Records to use -
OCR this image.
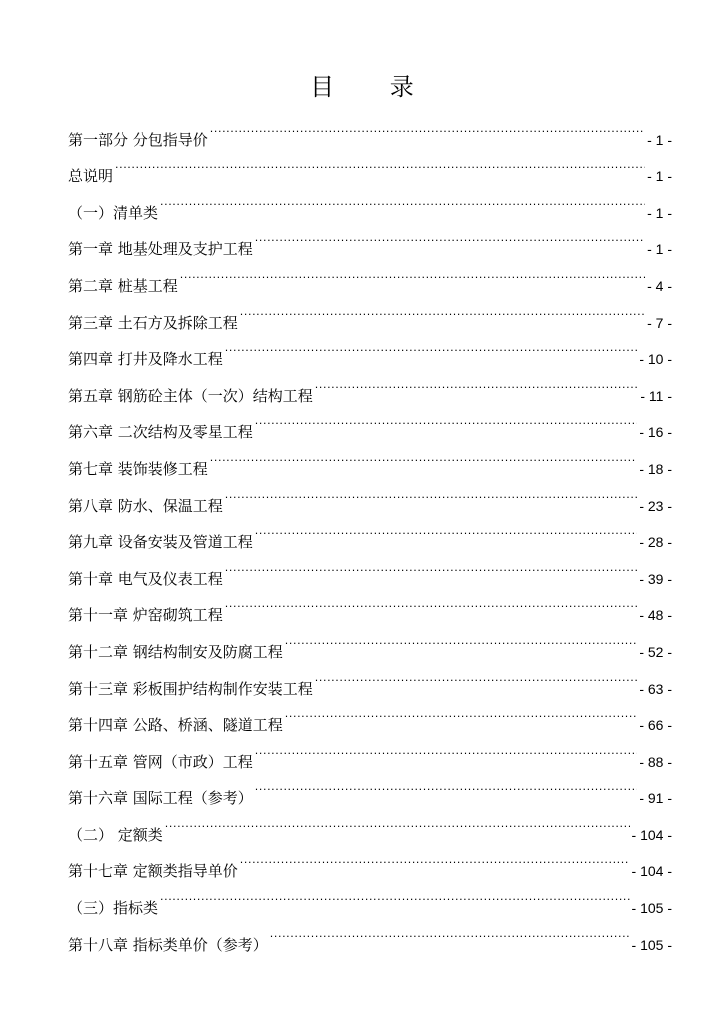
目 录
第一部分 分包指导价 .....	- 1 -
总说明 .....	- 1 -
（一）清单类 .....	- 1 -
第一章 地基处理及支护工程 .....	- 1 -
第二章 桩基工程 .....	- 4 -
第三章 土石方及拆除工程 .....	- 7 -
第四章 打井及降水工程 .....	- 10 -
第五章 钢筋砼主体（一次）结构工程 .....	- 11 -
第六章 二次结构及零星工程 .....	- 16 -
第七章 装饰装修工程 .....	- 18 -
第八章 防水、保温工程 .....	- 23 -
第九章 设备安装及管道工程 .....	- 28 -
第十章 电气及仪表工程 .....	- 39 -
第十一章 炉窑砌筑工程 .....	- 48 -
第十二章 钢结构制安及防腐工程 .....	- 52 -
第十三章 彩板围护结构制作安装工程 .....	- 63 -
第十四章 公路、桥涵、隧道工程 .....	- 66 -
第十五章 管网（市政）工程 .....	- 88 -
第十六章 国际工程（参考） .....	- 91 -
（二） 定额类 .....	- 104 -
第十七章 定额类指导单价 .....	- 104 -
（三）指标类 .....	- 105 -
第十八章 指标类单价（参考） .....	- 105 -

Task to complete -
Quote the material word for word, dropping any images it holds.

Expected answer -
OCR this image.
目 录
第一部分 分包指导价 .....	- 1 -
总说明 .....	- 1 -
（一）清单类 .....	- 1 -
第一章 地基处理及支护工程 .....	- 1 -
第二章 桩基工程 .....	- 4 -
第三章 土石方及拆除工程 .....	- 7 -
第四章 打井及降水工程 .....	- 10 -
第五章 钢筋砼主体（一次）结构工程 .....	- 11 -
第六章 二次结构及零星工程 .....	- 16 -
第七章 装饰装修工程 .....	- 18 -
第八章 防水、保温工程 .....	- 23 -
第九章 设备安装及管道工程 .....	- 28 -
第十章 电气及仪表工程 .....	- 39 -
第十一章 炉窑砌筑工程 .....	- 48 -
第十二章 钢结构制安及防腐工程 .....	- 52 -
第十三章 彩板围护结构制作安装工程 .....	- 63 -
第十四章 公路、桥涵、隧道工程 .....	- 66 -
第十五章 管网（市政）工程 .....	- 88 -
第十六章 国际工程（参考） .....	- 91 -
（二） 定额类 .....	- 104 -
第十七章 定额类指导单价 .....	- 104 -
（三）指标类 .....	- 105 -
第十八章 指标类单价（参考） .....	- 105 -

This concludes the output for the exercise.